Exercise instructions: Can all of these lines be returned exactly?
· · ·
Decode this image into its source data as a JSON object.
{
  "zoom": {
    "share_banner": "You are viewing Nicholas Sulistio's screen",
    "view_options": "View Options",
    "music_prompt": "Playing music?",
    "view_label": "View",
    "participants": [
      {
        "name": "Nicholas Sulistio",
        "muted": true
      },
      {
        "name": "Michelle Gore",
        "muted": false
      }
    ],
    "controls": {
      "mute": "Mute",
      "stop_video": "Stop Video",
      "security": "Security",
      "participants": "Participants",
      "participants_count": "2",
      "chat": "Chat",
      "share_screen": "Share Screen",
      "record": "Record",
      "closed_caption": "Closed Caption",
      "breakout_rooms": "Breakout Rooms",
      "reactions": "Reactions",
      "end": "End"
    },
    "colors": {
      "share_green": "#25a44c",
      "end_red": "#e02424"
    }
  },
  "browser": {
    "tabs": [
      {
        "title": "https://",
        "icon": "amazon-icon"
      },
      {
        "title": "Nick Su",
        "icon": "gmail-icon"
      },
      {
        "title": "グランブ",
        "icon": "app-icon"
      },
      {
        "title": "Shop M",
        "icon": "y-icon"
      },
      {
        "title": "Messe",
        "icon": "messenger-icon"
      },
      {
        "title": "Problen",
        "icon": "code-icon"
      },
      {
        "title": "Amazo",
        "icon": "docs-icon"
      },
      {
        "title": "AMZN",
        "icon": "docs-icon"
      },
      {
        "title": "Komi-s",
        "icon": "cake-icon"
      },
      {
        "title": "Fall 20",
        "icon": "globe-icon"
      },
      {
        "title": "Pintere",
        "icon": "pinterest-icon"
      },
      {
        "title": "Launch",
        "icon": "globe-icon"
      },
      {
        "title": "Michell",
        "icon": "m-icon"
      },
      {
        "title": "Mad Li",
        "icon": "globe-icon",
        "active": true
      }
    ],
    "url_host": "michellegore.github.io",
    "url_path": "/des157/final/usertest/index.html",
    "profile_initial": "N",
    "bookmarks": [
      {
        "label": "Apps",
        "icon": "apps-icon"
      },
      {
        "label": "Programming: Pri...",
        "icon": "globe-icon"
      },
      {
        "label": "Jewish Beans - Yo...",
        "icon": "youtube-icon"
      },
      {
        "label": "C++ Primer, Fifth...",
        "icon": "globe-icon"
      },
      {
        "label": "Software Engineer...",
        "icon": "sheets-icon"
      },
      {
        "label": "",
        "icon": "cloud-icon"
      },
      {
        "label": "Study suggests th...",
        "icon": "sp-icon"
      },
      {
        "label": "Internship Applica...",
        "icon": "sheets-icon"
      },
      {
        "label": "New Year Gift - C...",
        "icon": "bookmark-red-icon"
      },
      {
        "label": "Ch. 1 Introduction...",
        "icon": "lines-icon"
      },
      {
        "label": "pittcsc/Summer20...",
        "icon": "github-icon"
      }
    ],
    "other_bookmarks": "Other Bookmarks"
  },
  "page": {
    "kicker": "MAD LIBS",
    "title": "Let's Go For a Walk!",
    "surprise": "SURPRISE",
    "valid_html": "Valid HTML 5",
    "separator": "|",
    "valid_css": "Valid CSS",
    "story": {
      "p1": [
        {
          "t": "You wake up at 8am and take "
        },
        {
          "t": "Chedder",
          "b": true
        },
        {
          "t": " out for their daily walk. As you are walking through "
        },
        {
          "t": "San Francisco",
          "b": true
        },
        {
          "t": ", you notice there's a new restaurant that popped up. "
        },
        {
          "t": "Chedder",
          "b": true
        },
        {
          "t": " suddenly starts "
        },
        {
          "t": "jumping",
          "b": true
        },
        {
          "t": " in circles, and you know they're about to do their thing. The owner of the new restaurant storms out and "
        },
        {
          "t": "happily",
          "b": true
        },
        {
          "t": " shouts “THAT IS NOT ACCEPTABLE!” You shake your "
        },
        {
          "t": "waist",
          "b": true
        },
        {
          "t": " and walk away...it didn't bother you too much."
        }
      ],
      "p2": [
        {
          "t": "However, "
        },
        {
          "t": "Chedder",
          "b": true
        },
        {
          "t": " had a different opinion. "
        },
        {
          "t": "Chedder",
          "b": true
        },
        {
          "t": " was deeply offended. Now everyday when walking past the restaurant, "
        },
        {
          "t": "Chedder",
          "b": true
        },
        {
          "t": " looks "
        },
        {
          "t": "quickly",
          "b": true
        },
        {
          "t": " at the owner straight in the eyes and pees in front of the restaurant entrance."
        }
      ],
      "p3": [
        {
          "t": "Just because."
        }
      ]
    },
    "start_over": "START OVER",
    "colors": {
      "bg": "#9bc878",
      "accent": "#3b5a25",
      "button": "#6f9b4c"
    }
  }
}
· · ·
Solution for this problem:
Decode this image into its source data as a JSON object.
{
  "zoom": {
    "share_banner": "You are viewing Nicholas Sulistio's screen",
    "view_options": "View Options",
    "music_prompt": "Playing music?",
    "view_label": "View",
    "participants": [
      {
        "name": "Nicholas Sulistio",
        "muted": true
      },
      {
        "name": "Michelle Gore",
        "muted": false
      }
    ],
    "controls": {
      "mute": "Mute",
      "stop_video": "Stop Video",
      "security": "Security",
      "participants": "Participants",
      "participants_count": "2",
      "chat": "Chat",
      "share_screen": "Share Screen",
      "record": "Record",
      "closed_caption": "Closed Caption",
      "breakout_rooms": "Breakout Rooms",
      "reactions": "Reactions",
      "end": "End"
    },
    "colors": {
      "share_green": "#25a44c",
      "end_red": "#e02424"
    }
  },
  "browser": {
    "tabs": [
      {
        "title": "https://",
        "icon": "amazon-icon"
      },
      {
        "title": "Nick Su",
        "icon": "gmail-icon"
      },
      {
        "title": "グランブ",
        "icon": "app-icon"
      },
      {
        "title": "Shop M",
        "icon": "y-icon"
      },
      {
        "title": "Messe",
        "icon": "messenger-icon"
      },
      {
        "title": "Problen",
        "icon": "code-icon"
      },
      {
        "title": "Amazo",
        "icon": "docs-icon"
      },
      {
        "title": "AMZN",
        "icon": "docs-icon"
      },
      {
        "title": "Komi-s",
        "icon": "cake-icon"
      },
      {
        "title": "Fall 20",
        "icon": "globe-icon"
      },
      {
        "title": "Pintere",
        "icon": "pinterest-icon"
      },
      {
        "title": "Launch",
        "icon": "globe-icon"
      },
      {
        "title": "Michell",
        "icon": "m-icon"
      },
      {
        "title": "Mad Li",
        "icon": "globe-icon",
        "active": true
      }
    ],
    "url_host": "michellegore.github.io",
    "url_path": "/des157/final/usertest/index.html",
    "profile_initial": "N",
    "bookmarks": [
      {
        "label": "Apps",
        "icon": "apps-icon"
      },
      {
        "label": "Programming: Pri...",
        "icon": "globe-icon"
      },
      {
        "label": "Jewish Beans - Yo...",
        "icon": "youtube-icon"
      },
      {
        "label": "C++ Primer, Fifth...",
        "icon": "globe-icon"
      },
      {
        "label": "Software Engineer...",
        "icon": "sheets-icon"
      },
      {
        "label": "",
        "icon": "cloud-icon"
      },
      {
        "label": "Study suggests th...",
        "icon": "sp-icon"
      },
      {
        "label": "Internship Applica...",
        "icon": "sheets-icon"
      },
      {
        "label": "New Year Gift - C...",
        "icon": "bookmark-red-icon"
      },
      {
        "label": "Ch. 1 Introduction...",
        "icon": "lines-icon"
      },
      {
        "label": "pittcsc/Summer20...",
        "icon": "github-icon"
      }
    ],
    "other_bookmarks": "Other Bookmarks"
  },
  "page": {
    "kicker": "MAD LIBS",
    "title": "Let's Go For a Walk!",
    "surprise": "SURPRISE",
    "valid_html": "Valid HTML 5",
    "separator": "|",
    "valid_css": "Valid CSS",
    "story": {
      "p1": [
        {
          "t": "You wake up at 8am and take "
        },
        {
          "t": "Chedder",
          "b": true
        },
        {
          "t": " out for their daily walk. As you are walking through "
        },
        {
          "t": "San Francisco",
          "b": true
        },
        {
          "t": ", you notice there's a new restaurant that popped up. "
        },
        {
          "t": "Chedder",
          "b": true
        },
        {
          "t": " suddenly starts "
        },
        {
          "t": "jumping",
          "b": true
        },
        {
          "t": " in circles, and you know they're about to do their thing. The owner of the new restaurant storms out and "
        },
        {
          "t": "happily",
          "b": true
        },
        {
          "t": " shouts “THAT IS NOT ACCEPTABLE!” You shake your "
        },
        {
          "t": "waist",
          "b": true
        },
        {
          "t": " and walk away...it didn't bother you too much."
        }
      ],
      "p2": [
        {
          "t": "However, "
        },
        {
          "t": "Chedder",
          "b": true
        },
        {
          "t": " had a different opinion. "
        },
        {
          "t": "Chedder",
          "b": true
        },
        {
          "t": " was deeply offended. Now everyday when walking past the restaurant, "
        },
        {
          "t": "Chedder",
          "b": true
        },
        {
          "t": " looks "
        },
        {
          "t": "quickly",
          "b": true
        },
        {
          "t": " at the owner straight in the eyes and pees in front of the restaurant entrance."
        }
      ],
      "p3": [
        {
          "t": "Just because."
        }
      ]
    },
    "start_over": "START OVER",
    "colors": {
      "bg": "#9bc878",
      "accent": "#3b5a25",
      "button": "#6f9b4c"
    }
  }
}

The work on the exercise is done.